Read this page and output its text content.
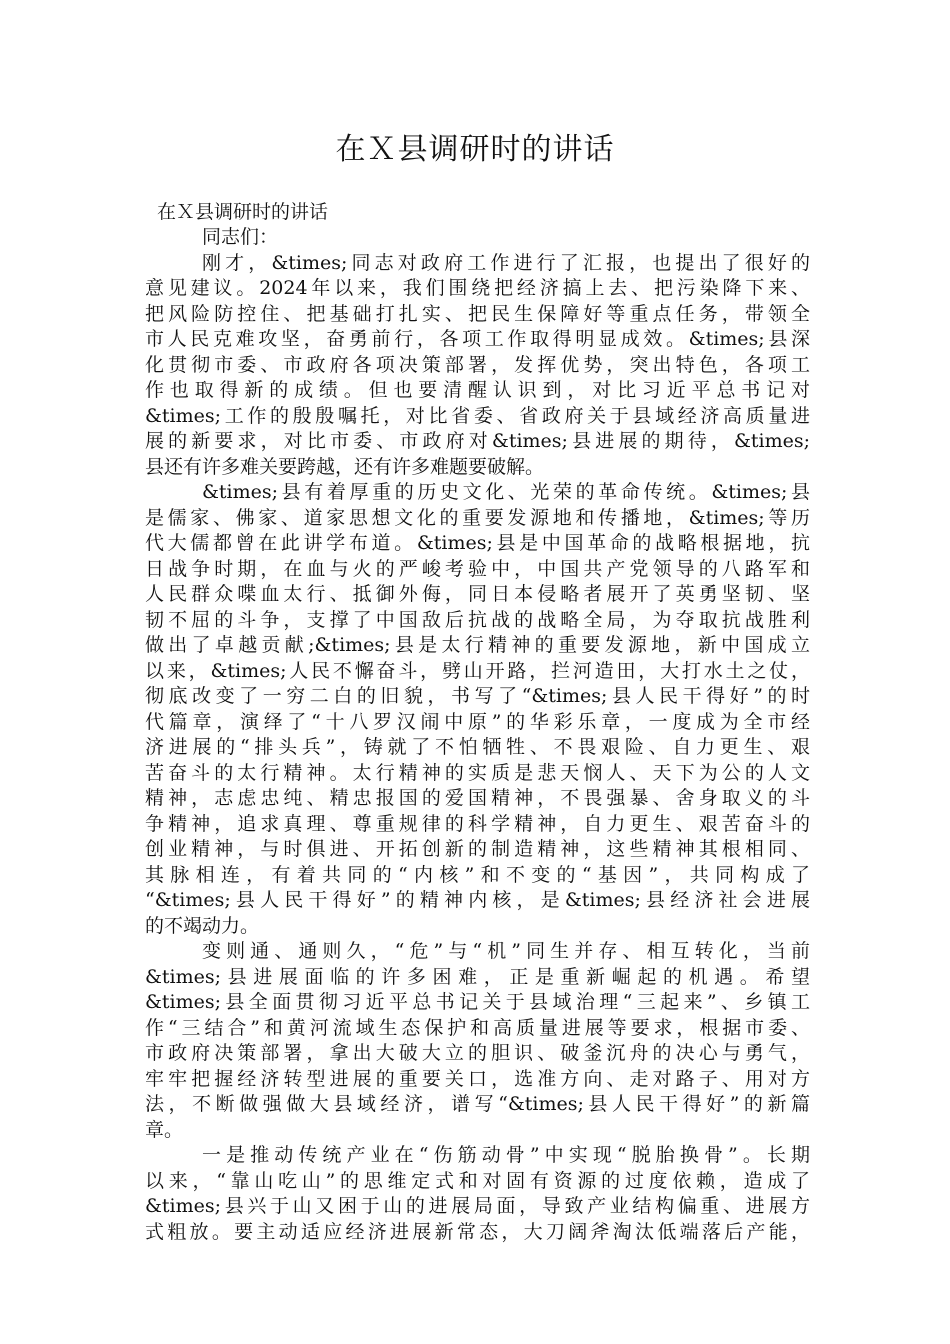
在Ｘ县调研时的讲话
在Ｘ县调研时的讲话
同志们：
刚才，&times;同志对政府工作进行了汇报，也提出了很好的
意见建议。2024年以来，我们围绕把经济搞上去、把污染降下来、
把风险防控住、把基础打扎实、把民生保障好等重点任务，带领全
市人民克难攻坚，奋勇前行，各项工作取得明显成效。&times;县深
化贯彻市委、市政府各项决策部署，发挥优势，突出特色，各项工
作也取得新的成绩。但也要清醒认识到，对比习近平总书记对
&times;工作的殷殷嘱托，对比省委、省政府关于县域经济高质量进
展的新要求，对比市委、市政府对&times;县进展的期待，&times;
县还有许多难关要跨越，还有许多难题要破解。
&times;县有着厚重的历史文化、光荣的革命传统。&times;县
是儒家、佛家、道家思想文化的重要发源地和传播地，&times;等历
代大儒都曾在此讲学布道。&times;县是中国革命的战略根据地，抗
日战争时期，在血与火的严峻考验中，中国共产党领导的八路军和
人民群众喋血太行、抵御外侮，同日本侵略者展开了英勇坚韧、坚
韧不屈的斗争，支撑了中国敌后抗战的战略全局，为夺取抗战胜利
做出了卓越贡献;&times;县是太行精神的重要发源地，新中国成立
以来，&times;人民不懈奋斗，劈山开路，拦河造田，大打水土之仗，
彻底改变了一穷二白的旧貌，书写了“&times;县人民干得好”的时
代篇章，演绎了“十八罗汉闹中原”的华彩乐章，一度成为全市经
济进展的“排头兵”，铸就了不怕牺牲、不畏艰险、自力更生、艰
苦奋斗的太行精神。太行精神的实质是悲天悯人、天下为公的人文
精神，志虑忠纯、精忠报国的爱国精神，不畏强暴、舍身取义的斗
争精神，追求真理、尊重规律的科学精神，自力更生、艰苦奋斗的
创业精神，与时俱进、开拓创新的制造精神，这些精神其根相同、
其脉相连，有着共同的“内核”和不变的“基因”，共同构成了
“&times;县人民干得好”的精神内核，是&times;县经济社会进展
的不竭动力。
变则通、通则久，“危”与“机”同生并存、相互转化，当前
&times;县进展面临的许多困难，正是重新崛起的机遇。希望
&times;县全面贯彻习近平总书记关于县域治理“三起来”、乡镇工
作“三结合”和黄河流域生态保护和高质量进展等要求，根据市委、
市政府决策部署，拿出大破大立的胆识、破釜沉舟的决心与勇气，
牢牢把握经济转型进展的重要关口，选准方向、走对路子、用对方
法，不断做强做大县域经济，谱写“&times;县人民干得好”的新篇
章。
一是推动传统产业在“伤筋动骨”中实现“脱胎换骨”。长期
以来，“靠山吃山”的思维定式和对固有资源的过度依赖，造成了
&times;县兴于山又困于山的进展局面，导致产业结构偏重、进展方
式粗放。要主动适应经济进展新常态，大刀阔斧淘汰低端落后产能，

==============================

REQUIRED WORK =
Review the material and copy each line in which the word "自力更生" appears.

RESULT OF THIS EXERCISE =
济进展的“排头兵”，铸就了不怕牺牲、不畏艰险、自力更生、艰
争精神，追求真理、尊重规律的科学精神，自力更生、艰苦奋斗的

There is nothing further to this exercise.